GOAL = What number of lines in the material contain the word "your"? Give that number alone.

SOURCE RECORDS =
____

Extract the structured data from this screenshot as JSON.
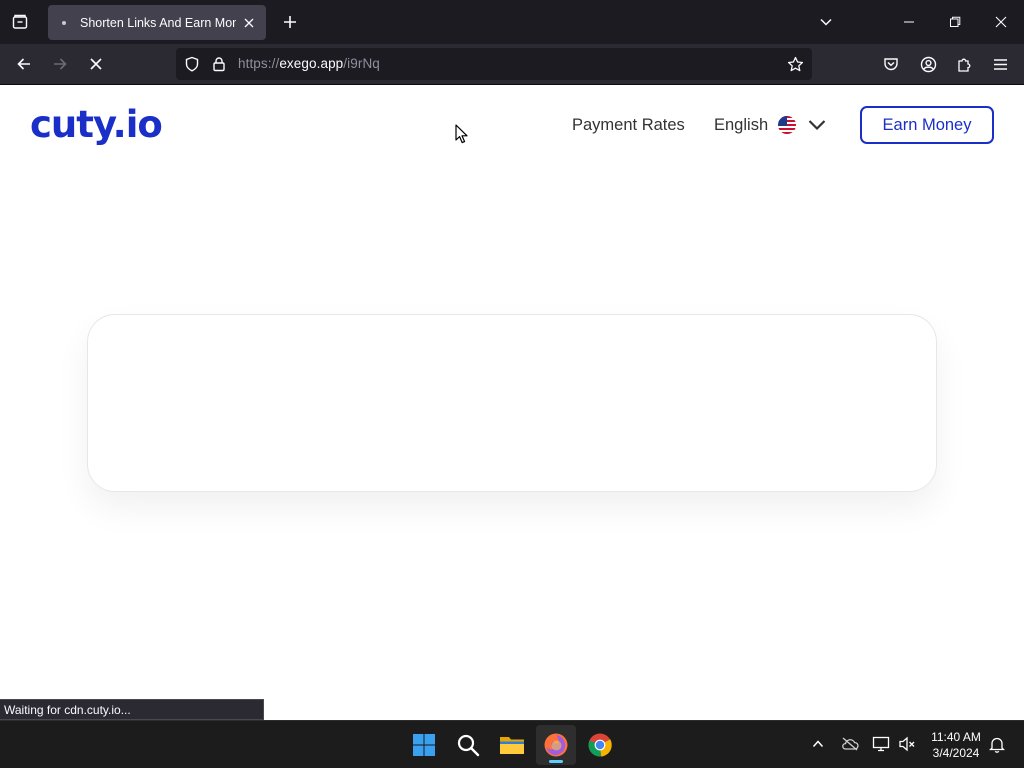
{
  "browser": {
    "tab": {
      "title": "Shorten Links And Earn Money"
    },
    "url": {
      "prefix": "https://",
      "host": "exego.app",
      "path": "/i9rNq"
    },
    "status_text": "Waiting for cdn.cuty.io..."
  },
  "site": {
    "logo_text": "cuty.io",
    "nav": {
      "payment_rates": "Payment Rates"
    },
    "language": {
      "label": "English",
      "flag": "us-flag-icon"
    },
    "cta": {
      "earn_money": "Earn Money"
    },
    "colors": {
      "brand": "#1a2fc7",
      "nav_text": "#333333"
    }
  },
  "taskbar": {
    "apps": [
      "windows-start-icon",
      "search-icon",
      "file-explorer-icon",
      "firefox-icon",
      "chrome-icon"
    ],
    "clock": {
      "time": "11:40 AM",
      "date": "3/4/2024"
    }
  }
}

____

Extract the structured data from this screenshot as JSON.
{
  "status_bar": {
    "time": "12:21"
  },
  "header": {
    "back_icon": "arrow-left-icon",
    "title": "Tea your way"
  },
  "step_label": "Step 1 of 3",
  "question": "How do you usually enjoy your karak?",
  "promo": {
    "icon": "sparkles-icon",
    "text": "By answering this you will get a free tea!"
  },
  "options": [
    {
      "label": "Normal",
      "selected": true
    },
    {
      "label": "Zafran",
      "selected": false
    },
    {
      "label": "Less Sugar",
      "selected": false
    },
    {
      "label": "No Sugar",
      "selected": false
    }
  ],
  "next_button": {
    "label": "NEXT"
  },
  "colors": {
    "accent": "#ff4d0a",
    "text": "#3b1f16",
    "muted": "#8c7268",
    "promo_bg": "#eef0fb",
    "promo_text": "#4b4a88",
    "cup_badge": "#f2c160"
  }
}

____

THE OUTPUT = 2